INSTRUCTION:
Pick out each line with the word "Longitudinal" from the material that follows.

Entries from a dataset:

================================

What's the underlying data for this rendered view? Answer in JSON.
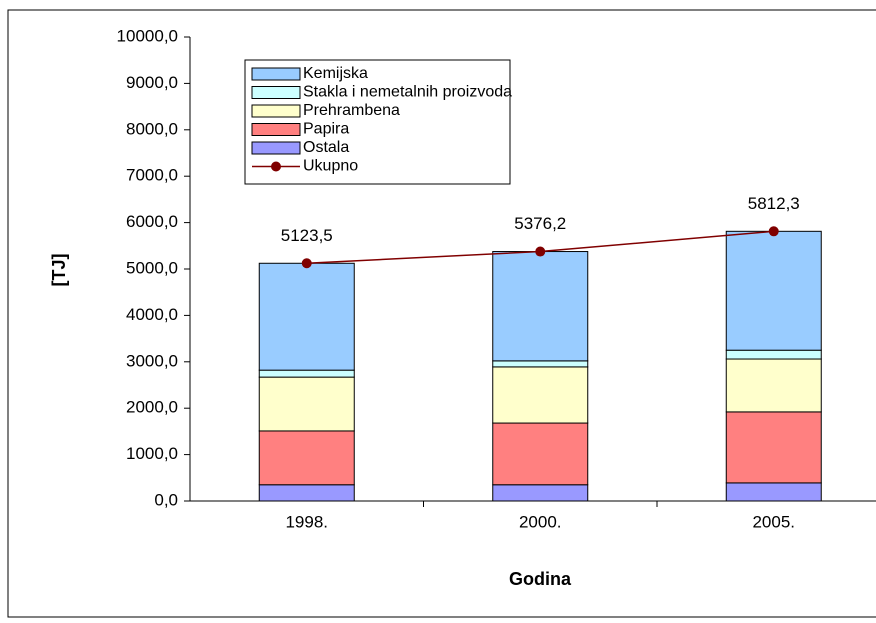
{
  "chart_data": {
    "type": "bar",
    "stacked": true,
    "categories": [
      "1998.",
      "2000.",
      "2005."
    ],
    "series": [
      {
        "name": "Kemijska",
        "color": "#99ccff",
        "values": [
          2303.5,
          2356.2,
          2562.3
        ]
      },
      {
        "name": "Stakla i nemetalnih proizvoda",
        "color": "#ccffff",
        "values": [
          150,
          130,
          190
        ]
      },
      {
        "name": "Prehrambena",
        "color": "#ffffcc",
        "values": [
          1160,
          1210,
          1140
        ]
      },
      {
        "name": "Papira",
        "color": "#ff8080",
        "values": [
          1160,
          1330,
          1530
        ]
      },
      {
        "name": "Ostala",
        "color": "#9999ff",
        "values": [
          350,
          350,
          390
        ]
      },
      {
        "name": "Ukupno",
        "color": "#800000",
        "type": "line",
        "values": [
          5123.5,
          5376.2,
          5812.3
        ],
        "value_labels": [
          "5123,5",
          "5376,2",
          "5812,3"
        ]
      }
    ],
    "ylim": [
      0,
      10000
    ],
    "yticks": [
      {
        "value": 0,
        "label": "0,0"
      },
      {
        "value": 1000,
        "label": "1000,0"
      },
      {
        "value": 2000,
        "label": "2000,0"
      },
      {
        "value": 3000,
        "label": "3000,0"
      },
      {
        "value": 4000,
        "label": "4000,0"
      },
      {
        "value": 5000,
        "label": "5000,0"
      },
      {
        "value": 6000,
        "label": "6000,0"
      },
      {
        "value": 7000,
        "label": "7000,0"
      },
      {
        "value": 8000,
        "label": "8000,0"
      },
      {
        "value": 9000,
        "label": "9000,0"
      },
      {
        "value": 10000,
        "label": "10000,0"
      }
    ],
    "ylabel": "[TJ]",
    "xlabel": "Godina",
    "grid": false,
    "legend": "top-left"
  }
}
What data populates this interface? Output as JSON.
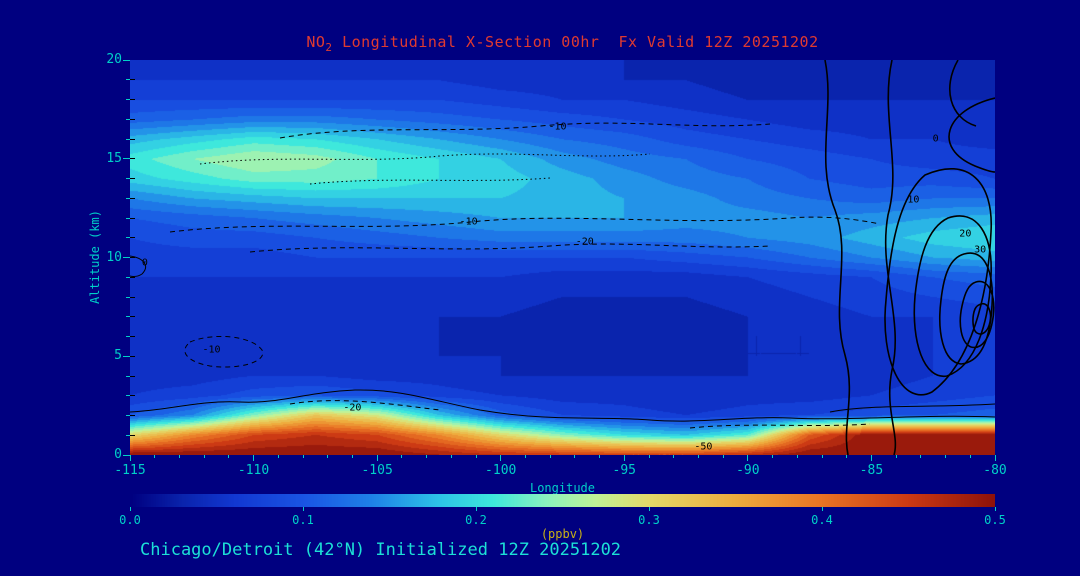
{
  "page": {
    "title": {
      "prefix": "NO",
      "sub": "2",
      "rest": " Longitudinal X-Section 00hr  Fx Valid 12Z 20251202"
    },
    "caption": "Chicago/Detroit (42°N) Initialized 12Z 20251202",
    "colors": {
      "background": "#000080",
      "title_text": "#e03a30",
      "axis_text": "#00d0c8",
      "caption_text": "#1ce0d6",
      "units_text": "#c9b115",
      "contour_lines": "#000000"
    }
  },
  "chart_data": {
    "type": "heatmap",
    "title": "NO2 Longitudinal X-Section 00hr  Fx Valid 12Z 20251202",
    "xlabel": "Longitude",
    "ylabel": "Altitude (km)",
    "x_range": [
      -115,
      -80
    ],
    "y_range": [
      0,
      20
    ],
    "x_ticks": [
      -115,
      -110,
      -105,
      -100,
      -95,
      -90,
      -85,
      -80
    ],
    "y_ticks": [
      0,
      5,
      10,
      15,
      20
    ],
    "x": [
      -115,
      -112.5,
      -110,
      -107.5,
      -105,
      -102.5,
      -100,
      -97.5,
      -95,
      -92.5,
      -90,
      -87.5,
      -85,
      -82.5,
      -80
    ],
    "y": [
      0,
      1,
      2,
      3,
      4,
      5,
      6,
      7,
      8,
      9,
      10,
      11,
      12,
      13,
      14,
      15,
      16,
      17,
      18,
      19,
      20
    ],
    "values_ppbv": [
      [
        0.5,
        0.5,
        0.5,
        0.5,
        0.5,
        0.48,
        0.46,
        0.45,
        0.44,
        0.44,
        0.46,
        0.5,
        0.5,
        0.5,
        0.5
      ],
      [
        0.3,
        0.38,
        0.44,
        0.46,
        0.44,
        0.38,
        0.3,
        0.24,
        0.2,
        0.18,
        0.22,
        0.42,
        0.5,
        0.5,
        0.5
      ],
      [
        0.1,
        0.14,
        0.24,
        0.32,
        0.28,
        0.18,
        0.11,
        0.08,
        0.07,
        0.06,
        0.07,
        0.08,
        0.09,
        0.1,
        0.11
      ],
      [
        0.06,
        0.07,
        0.09,
        0.1,
        0.09,
        0.07,
        0.06,
        0.05,
        0.05,
        0.04,
        0.05,
        0.05,
        0.06,
        0.07,
        0.08
      ],
      [
        0.05,
        0.05,
        0.06,
        0.06,
        0.05,
        0.05,
        0.04,
        0.04,
        0.04,
        0.04,
        0.04,
        0.05,
        0.05,
        0.06,
        0.07
      ],
      [
        0.05,
        0.05,
        0.05,
        0.05,
        0.05,
        0.04,
        0.04,
        0.03,
        0.03,
        0.03,
        0.04,
        0.04,
        0.05,
        0.06,
        0.06
      ],
      [
        0.05,
        0.05,
        0.05,
        0.05,
        0.04,
        0.04,
        0.03,
        0.03,
        0.03,
        0.03,
        0.04,
        0.04,
        0.05,
        0.06,
        0.06
      ],
      [
        0.05,
        0.05,
        0.05,
        0.05,
        0.04,
        0.04,
        0.04,
        0.03,
        0.03,
        0.03,
        0.04,
        0.05,
        0.06,
        0.06,
        0.07
      ],
      [
        0.05,
        0.05,
        0.05,
        0.05,
        0.05,
        0.05,
        0.05,
        0.04,
        0.04,
        0.04,
        0.05,
        0.06,
        0.07,
        0.08,
        0.09
      ],
      [
        0.06,
        0.06,
        0.06,
        0.06,
        0.06,
        0.06,
        0.06,
        0.05,
        0.05,
        0.05,
        0.06,
        0.07,
        0.08,
        0.1,
        0.11
      ],
      [
        0.07,
        0.07,
        0.07,
        0.08,
        0.08,
        0.08,
        0.08,
        0.08,
        0.08,
        0.09,
        0.1,
        0.12,
        0.14,
        0.16,
        0.17
      ],
      [
        0.08,
        0.09,
        0.09,
        0.1,
        0.11,
        0.12,
        0.13,
        0.13,
        0.13,
        0.13,
        0.14,
        0.15,
        0.17,
        0.19,
        0.2
      ],
      [
        0.1,
        0.11,
        0.12,
        0.13,
        0.14,
        0.15,
        0.16,
        0.16,
        0.16,
        0.15,
        0.15,
        0.14,
        0.15,
        0.16,
        0.17
      ],
      [
        0.14,
        0.16,
        0.17,
        0.18,
        0.18,
        0.18,
        0.18,
        0.17,
        0.16,
        0.15,
        0.13,
        0.12,
        0.11,
        0.12,
        0.12
      ],
      [
        0.19,
        0.21,
        0.23,
        0.23,
        0.22,
        0.2,
        0.19,
        0.17,
        0.15,
        0.13,
        0.12,
        0.1,
        0.09,
        0.09,
        0.08
      ],
      [
        0.21,
        0.24,
        0.26,
        0.25,
        0.22,
        0.2,
        0.18,
        0.15,
        0.13,
        0.12,
        0.1,
        0.09,
        0.08,
        0.07,
        0.07
      ],
      [
        0.17,
        0.19,
        0.21,
        0.2,
        0.18,
        0.16,
        0.14,
        0.12,
        0.11,
        0.09,
        0.08,
        0.07,
        0.06,
        0.06,
        0.05
      ],
      [
        0.11,
        0.12,
        0.13,
        0.13,
        0.12,
        0.11,
        0.1,
        0.09,
        0.08,
        0.07,
        0.06,
        0.05,
        0.05,
        0.04,
        0.04
      ],
      [
        0.08,
        0.08,
        0.08,
        0.08,
        0.08,
        0.08,
        0.07,
        0.06,
        0.06,
        0.05,
        0.04,
        0.04,
        0.04,
        0.04,
        0.04
      ],
      [
        0.06,
        0.06,
        0.06,
        0.06,
        0.06,
        0.06,
        0.05,
        0.05,
        0.04,
        0.04,
        0.03,
        0.03,
        0.03,
        0.03,
        0.03
      ],
      [
        0.05,
        0.05,
        0.05,
        0.05,
        0.05,
        0.05,
        0.04,
        0.04,
        0.04,
        0.03,
        0.03,
        0.03,
        0.03,
        0.03,
        0.03
      ]
    ],
    "fill_step": 0.02,
    "colormap": [
      [
        0.0,
        "#000080"
      ],
      [
        0.03,
        "#0a24ad"
      ],
      [
        0.06,
        "#1238d2"
      ],
      [
        0.1,
        "#1a55e4"
      ],
      [
        0.14,
        "#1f82e8"
      ],
      [
        0.18,
        "#2ec6e6"
      ],
      [
        0.21,
        "#3ee8dc"
      ],
      [
        0.24,
        "#8af2c0"
      ],
      [
        0.27,
        "#c2f296"
      ],
      [
        0.3,
        "#e4da6a"
      ],
      [
        0.35,
        "#eeac3e"
      ],
      [
        0.4,
        "#ea7424"
      ],
      [
        0.45,
        "#cc3a14"
      ],
      [
        0.5,
        "#8e120a"
      ]
    ],
    "colorbar": {
      "label": "(ppbv)",
      "min": 0.0,
      "max": 0.5,
      "ticks": [
        0.0,
        0.1,
        0.2,
        0.3,
        0.4,
        0.5
      ]
    },
    "contour_labels": [
      {
        "label": "-10",
        "lon": -97.7,
        "alt": 16.6
      },
      {
        "label": "-10",
        "lon": -101.3,
        "alt": 11.8
      },
      {
        "label": "-20",
        "lon": -96.6,
        "alt": 10.8
      },
      {
        "label": "0",
        "lon": -114.4,
        "alt": 9.7
      },
      {
        "label": "-10",
        "lon": -111.7,
        "alt": 5.3
      },
      {
        "label": "-20",
        "lon": -106.0,
        "alt": 2.4
      },
      {
        "label": "-50",
        "lon": -91.8,
        "alt": 0.4
      },
      {
        "label": "0",
        "lon": -82.4,
        "alt": 16.0
      },
      {
        "label": "10",
        "lon": -83.3,
        "alt": 12.9
      },
      {
        "label": "20",
        "lon": -81.2,
        "alt": 11.2
      },
      {
        "label": "30",
        "lon": -80.6,
        "alt": 10.4
      }
    ]
  }
}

================================

RESPONSE TO THIS TASK:
      "rest": " Longitudinal X-Section 00hr  Fx Valid 12Z 20251202"
    "title": "NO2 Longitudinal X-Section 00hr  Fx Valid 12Z 20251202",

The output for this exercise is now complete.